#### Source material:
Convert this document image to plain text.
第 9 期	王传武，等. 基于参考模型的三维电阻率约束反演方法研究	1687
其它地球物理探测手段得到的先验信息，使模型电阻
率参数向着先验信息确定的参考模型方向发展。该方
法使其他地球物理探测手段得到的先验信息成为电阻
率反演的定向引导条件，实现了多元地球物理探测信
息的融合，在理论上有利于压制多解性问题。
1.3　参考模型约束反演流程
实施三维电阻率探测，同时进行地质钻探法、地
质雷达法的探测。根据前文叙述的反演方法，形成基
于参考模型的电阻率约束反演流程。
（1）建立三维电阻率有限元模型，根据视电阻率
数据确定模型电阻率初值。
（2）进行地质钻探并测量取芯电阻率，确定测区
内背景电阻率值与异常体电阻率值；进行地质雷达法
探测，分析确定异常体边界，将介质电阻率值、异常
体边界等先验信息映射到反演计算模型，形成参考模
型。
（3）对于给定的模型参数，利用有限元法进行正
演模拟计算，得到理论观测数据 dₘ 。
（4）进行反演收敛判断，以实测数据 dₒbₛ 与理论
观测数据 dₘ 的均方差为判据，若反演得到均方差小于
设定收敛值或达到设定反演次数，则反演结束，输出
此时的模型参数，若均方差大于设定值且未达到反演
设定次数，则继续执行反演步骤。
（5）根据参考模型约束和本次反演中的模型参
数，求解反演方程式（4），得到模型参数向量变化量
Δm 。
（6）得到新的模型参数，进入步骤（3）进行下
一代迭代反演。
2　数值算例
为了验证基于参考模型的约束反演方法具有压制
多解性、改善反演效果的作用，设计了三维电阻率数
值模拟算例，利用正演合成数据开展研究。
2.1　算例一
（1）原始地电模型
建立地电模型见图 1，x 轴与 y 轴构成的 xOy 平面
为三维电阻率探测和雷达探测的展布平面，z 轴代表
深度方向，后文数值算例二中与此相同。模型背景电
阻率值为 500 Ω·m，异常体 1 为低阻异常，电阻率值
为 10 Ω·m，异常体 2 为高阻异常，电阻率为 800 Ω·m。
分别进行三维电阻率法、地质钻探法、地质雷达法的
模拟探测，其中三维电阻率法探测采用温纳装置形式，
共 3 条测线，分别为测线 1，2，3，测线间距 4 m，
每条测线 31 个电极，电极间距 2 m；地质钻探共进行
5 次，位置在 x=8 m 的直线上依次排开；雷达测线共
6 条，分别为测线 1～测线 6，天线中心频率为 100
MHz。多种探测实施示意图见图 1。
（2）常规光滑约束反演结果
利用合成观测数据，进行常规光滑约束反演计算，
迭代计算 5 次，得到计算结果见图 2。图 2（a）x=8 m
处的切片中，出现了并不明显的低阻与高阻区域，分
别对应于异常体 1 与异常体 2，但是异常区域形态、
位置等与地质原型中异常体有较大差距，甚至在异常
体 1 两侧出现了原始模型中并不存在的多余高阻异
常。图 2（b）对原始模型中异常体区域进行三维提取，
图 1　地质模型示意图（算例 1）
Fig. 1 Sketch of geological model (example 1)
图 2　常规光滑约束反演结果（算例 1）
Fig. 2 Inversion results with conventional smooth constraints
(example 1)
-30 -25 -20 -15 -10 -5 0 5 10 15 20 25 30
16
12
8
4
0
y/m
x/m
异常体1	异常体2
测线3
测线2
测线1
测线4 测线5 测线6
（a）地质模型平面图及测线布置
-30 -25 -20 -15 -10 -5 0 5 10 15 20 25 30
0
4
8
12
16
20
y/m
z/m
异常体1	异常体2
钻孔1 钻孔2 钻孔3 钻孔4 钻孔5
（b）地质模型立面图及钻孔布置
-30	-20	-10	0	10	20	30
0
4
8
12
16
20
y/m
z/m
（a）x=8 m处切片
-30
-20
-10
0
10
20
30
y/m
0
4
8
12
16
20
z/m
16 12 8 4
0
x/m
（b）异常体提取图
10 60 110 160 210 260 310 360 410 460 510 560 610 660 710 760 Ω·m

#### What you have to do:
Type the whole listing again, unaltered.

#### Task result:
Convert this document image to plain text.
第 9 期	王传武，等. 基于参考模型的三维电阻率约束反演方法研究	1687
其它地球物理探测手段得到的先验信息，使模型电阻
率参数向着先验信息确定的参考模型方向发展。该方
法使其他地球物理探测手段得到的先验信息成为电阻
率反演的定向引导条件，实现了多元地球物理探测信
息的融合，在理论上有利于压制多解性问题。
1.3　参考模型约束反演流程
实施三维电阻率探测，同时进行地质钻探法、地
质雷达法的探测。根据前文叙述的反演方法，形成基
于参考模型的电阻率约束反演流程。
（1）建立三维电阻率有限元模型，根据视电阻率
数据确定模型电阻率初值。
（2）进行地质钻探并测量取芯电阻率，确定测区
内背景电阻率值与异常体电阻率值；进行地质雷达法
探测，分析确定异常体边界，将介质电阻率值、异常
体边界等先验信息映射到反演计算模型，形成参考模
型。
（3）对于给定的模型参数，利用有限元法进行正
演模拟计算，得到理论观测数据 dₘ 。
（4）进行反演收敛判断，以实测数据 dₒbₛ 与理论
观测数据 dₘ 的均方差为判据，若反演得到均方差小于
设定收敛值或达到设定反演次数，则反演结束，输出
此时的模型参数，若均方差大于设定值且未达到反演
设定次数，则继续执行反演步骤。
（5）根据参考模型约束和本次反演中的模型参
数，求解反演方程式（4），得到模型参数向量变化量
Δm 。
（6）得到新的模型参数，进入步骤（3）进行下
一代迭代反演。
2　数值算例
为了验证基于参考模型的约束反演方法具有压制
多解性、改善反演效果的作用，设计了三维电阻率数
值模拟算例，利用正演合成数据开展研究。
2.1　算例一
（1）原始地电模型
建立地电模型见图 1，x 轴与 y 轴构成的 xOy 平面
为三维电阻率探测和雷达探测的展布平面，z 轴代表
深度方向，后文数值算例二中与此相同。模型背景电
阻率值为 500 Ω·m，异常体 1 为低阻异常，电阻率值
为 10 Ω·m，异常体 2 为高阻异常，电阻率为 800 Ω·m。
分别进行三维电阻率法、地质钻探法、地质雷达法的
模拟探测，其中三维电阻率法探测采用温纳装置形式，
共 3 条测线，分别为测线 1，2，3，测线间距 4 m，
每条测线 31 个电极，电极间距 2 m；地质钻探共进行
5 次，位置在 x=8 m 的直线上依次排开；雷达测线共
6 条，分别为测线 1～测线 6，天线中心频率为 100
MHz。多种探测实施示意图见图 1。
（2）常规光滑约束反演结果
利用合成观测数据，进行常规光滑约束反演计算，
迭代计算 5 次，得到计算结果见图 2。图 2（a）x=8 m
处的切片中，出现了并不明显的低阻与高阻区域，分
别对应于异常体 1 与异常体 2，但是异常区域形态、
位置等与地质原型中异常体有较大差距，甚至在异常
体 1 两侧出现了原始模型中并不存在的多余高阻异
常。图 2（b）对原始模型中异常体区域进行三维提取，
图 1　地质模型示意图（算例 1）
Fig. 1 Sketch of geological model (example 1)
图 2　常规光滑约束反演结果（算例 1）
Fig. 2 Inversion results with conventional smooth constraints
(example 1)
-30 -25 -20 -15 -10 -5 0 5 10 15 20 25 30
16
12
8
4
0
y/m
x/m
异常体1	异常体2
测线3
测线2
测线1
测线4 测线5 测线6
（a）地质模型平面图及测线布置
-30 -25 -20 -15 -10 -5 0 5 10 15 20 25 30
0
4
8
12
16
20
y/m
z/m
异常体1	异常体2
钻孔1 钻孔2 钻孔3 钻孔4 钻孔5
（b）地质模型立面图及钻孔布置
-30	-20	-10	0	10	20	30
0
4
8
12
16
20
y/m
z/m
（a）x=8 m处切片
-30
-20
-10
0
10
20
30
y/m
0
4
8
12
16
20
z/m
16 12 8 4
0
x/m
（b）异常体提取图
10 60 110 160 210 260 310 360 410 460 510 560 610 660 710 760 Ω·m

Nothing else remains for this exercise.